WHAT IS NEEDED:
Convert the entries, from the first line through the line containing "- anomaly-region: [360, 303, 405, 320]", into a Markdown table with the columns Row and Line, numbering each row and leaving out blank lines.

RECORDS TO PROCESS:

/---

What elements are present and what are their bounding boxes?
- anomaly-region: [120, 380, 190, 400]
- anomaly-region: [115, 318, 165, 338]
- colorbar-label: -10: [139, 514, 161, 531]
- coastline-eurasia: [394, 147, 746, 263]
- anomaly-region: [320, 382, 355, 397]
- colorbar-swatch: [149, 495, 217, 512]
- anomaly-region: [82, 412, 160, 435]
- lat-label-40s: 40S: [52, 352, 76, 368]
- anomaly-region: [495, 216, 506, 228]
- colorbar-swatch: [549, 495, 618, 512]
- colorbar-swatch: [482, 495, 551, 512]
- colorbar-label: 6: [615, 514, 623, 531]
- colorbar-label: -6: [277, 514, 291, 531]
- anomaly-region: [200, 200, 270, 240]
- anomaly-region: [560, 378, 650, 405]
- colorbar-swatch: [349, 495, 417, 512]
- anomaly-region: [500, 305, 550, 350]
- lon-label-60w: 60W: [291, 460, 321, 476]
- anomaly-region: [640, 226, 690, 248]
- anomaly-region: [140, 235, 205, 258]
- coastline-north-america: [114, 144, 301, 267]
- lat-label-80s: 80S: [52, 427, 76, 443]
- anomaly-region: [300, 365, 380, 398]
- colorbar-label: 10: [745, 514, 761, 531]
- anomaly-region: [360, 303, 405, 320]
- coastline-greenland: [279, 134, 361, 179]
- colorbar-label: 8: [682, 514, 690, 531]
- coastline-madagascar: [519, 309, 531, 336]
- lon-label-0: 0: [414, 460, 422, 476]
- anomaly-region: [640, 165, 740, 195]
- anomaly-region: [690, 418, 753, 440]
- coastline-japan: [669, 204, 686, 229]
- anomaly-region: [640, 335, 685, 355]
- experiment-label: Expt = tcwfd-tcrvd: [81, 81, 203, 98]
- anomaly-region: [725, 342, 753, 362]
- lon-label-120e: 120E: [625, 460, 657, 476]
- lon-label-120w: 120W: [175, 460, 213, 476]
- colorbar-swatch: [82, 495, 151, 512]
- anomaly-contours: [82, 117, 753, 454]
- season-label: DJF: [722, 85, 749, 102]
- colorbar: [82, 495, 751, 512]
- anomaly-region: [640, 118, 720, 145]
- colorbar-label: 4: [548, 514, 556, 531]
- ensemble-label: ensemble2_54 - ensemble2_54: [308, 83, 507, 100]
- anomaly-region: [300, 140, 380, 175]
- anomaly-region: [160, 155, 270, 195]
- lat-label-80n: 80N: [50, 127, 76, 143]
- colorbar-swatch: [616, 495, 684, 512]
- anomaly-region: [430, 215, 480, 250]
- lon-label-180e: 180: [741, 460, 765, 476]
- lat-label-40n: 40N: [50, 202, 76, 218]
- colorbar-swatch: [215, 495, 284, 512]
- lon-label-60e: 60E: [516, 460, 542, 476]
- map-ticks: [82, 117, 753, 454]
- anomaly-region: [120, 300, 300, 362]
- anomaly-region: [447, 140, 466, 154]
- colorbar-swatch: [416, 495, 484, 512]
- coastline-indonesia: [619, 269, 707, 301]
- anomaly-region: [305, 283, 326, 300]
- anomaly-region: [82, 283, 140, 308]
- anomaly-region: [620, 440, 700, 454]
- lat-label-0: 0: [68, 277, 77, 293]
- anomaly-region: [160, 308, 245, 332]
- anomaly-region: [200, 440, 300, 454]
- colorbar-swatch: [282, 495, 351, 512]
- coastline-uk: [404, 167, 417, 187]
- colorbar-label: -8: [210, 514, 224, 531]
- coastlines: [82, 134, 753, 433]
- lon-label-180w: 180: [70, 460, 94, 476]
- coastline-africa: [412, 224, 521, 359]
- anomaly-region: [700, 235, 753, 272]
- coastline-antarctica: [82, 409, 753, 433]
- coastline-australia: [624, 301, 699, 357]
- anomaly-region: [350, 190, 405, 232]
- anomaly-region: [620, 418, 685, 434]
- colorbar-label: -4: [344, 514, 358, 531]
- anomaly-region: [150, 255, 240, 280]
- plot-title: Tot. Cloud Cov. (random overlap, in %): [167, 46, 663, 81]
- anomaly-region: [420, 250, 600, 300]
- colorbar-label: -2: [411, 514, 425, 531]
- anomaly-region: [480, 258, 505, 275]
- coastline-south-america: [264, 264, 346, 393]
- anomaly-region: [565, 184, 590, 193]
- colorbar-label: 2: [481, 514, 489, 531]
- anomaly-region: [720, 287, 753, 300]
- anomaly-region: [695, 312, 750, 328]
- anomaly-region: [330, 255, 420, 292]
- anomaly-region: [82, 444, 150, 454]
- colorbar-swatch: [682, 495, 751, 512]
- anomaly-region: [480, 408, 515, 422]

\---

THE ANSWER:
| Row | Line |
|---|---|
| 1 | What elements are present and what are their bounding boxes? |
| 2 | - anomaly-region: [120, 380, 190, 400] |
| 3 | - anomaly-region: [115, 318, 165, 338] |
| 4 | - colorbar-label: -10: [139, 514, 161, 531] |
| 5 | - coastline-eurasia: [394, 147, 746, 263] |
| 6 | - anomaly-region: [320, 382, 355, 397] |
| 7 | - colorbar-swatch: [149, 495, 217, 512] |
| 8 | - anomaly-region: [82, 412, 160, 435] |
| 9 | - lat-label-40s: 40S: [52, 352, 76, 368] |
| 10 | - anomaly-region: [495, 216, 506, 228] |
| 11 | - colorbar-swatch: [549, 495, 618, 512] |
| 12 | - colorbar-swatch: [482, 495, 551, 512] |
| 13 | - colorbar-label: 6: [615, 514, 623, 531] |
| 14 | - colorbar-label: -6: [277, 514, 291, 531] |
| 15 | - anomaly-region: [200, 200, 270, 240] |
| 16 | - anomaly-region: [560, 378, 650, 405] |
| 17 | - colorbar-swatch: [349, 495, 417, 512] |
| 18 | - anomaly-region: [500, 305, 550, 350] |
| 19 | - lon-label-60w: 60W: [291, 460, 321, 476] |
| 20 | - anomaly-region: [640, 226, 690, 248] |
| 21 | - anomaly-region: [140, 235, 205, 258] |
| 22 | - coastline-north-america: [114, 144, 301, 267] |
| 23 | - lat-label-80s: 80S: [52, 427, 76, 443] |
| 24 | - anomaly-region: [300, 365, 380, 398] |
| 25 | - colorbar-label: 10: [745, 514, 761, 531] |
| 26 | - anomaly-region: [360, 303, 405, 320] |